>> START Material for this exercise
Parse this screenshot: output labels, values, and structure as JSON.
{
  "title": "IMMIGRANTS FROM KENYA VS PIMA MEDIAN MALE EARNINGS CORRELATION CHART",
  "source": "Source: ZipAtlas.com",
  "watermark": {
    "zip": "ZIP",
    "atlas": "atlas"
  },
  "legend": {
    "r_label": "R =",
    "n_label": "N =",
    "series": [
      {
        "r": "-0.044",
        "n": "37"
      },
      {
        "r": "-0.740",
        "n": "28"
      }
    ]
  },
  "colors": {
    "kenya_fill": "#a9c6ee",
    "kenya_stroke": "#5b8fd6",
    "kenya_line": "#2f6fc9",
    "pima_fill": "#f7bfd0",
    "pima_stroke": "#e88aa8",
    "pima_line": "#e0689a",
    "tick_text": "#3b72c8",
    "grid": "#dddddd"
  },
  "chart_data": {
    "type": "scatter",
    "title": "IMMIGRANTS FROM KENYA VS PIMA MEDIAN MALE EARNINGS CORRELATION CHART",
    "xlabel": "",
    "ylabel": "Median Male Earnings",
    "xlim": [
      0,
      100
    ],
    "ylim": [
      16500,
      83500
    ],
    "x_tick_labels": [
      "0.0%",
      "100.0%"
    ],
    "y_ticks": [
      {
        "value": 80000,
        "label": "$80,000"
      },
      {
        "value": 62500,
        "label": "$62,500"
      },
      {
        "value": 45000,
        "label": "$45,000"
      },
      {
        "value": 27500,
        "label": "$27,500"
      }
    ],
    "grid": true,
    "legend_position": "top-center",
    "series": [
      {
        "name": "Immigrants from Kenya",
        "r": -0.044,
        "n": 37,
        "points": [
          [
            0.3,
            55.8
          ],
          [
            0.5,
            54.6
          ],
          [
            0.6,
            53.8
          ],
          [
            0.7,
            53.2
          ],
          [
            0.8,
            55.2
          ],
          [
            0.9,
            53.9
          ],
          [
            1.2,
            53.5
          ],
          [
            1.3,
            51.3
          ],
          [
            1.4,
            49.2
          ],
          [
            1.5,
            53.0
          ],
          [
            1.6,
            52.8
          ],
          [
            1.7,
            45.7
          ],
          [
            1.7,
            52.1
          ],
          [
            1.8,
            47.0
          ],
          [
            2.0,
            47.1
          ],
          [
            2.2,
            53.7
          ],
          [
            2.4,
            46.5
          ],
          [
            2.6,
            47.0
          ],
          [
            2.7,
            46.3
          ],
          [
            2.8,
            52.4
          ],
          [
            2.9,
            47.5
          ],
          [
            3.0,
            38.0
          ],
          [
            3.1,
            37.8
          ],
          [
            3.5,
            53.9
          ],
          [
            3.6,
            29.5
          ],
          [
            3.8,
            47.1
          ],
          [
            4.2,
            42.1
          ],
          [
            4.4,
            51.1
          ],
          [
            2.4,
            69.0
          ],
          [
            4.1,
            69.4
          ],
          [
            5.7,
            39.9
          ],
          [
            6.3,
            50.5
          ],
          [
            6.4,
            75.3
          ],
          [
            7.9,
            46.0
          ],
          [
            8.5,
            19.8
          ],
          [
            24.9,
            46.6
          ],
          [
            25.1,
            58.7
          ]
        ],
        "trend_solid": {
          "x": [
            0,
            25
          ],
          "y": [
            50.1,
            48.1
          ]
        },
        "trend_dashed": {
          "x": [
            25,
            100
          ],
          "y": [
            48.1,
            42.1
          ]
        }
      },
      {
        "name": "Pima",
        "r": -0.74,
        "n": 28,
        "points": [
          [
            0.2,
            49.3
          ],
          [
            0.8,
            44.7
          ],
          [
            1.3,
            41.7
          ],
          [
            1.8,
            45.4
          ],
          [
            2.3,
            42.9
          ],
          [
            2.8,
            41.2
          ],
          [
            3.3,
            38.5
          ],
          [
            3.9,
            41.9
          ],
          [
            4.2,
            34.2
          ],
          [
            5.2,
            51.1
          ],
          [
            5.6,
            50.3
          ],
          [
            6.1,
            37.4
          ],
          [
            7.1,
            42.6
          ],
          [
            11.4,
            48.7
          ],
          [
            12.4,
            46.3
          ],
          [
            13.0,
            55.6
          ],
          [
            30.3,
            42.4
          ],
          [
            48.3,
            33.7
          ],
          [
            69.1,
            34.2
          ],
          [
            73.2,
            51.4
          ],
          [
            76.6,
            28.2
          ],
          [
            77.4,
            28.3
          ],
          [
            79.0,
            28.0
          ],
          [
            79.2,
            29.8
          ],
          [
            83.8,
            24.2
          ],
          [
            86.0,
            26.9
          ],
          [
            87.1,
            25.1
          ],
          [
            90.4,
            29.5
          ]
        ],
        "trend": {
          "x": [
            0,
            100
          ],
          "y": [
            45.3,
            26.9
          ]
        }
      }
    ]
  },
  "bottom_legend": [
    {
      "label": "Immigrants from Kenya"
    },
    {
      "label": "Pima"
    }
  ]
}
>> END Material for this exercise
What the task requires » Your answer should be only a number: how many lines of the data above contain the string "CORRELATION"?

Correct output » 2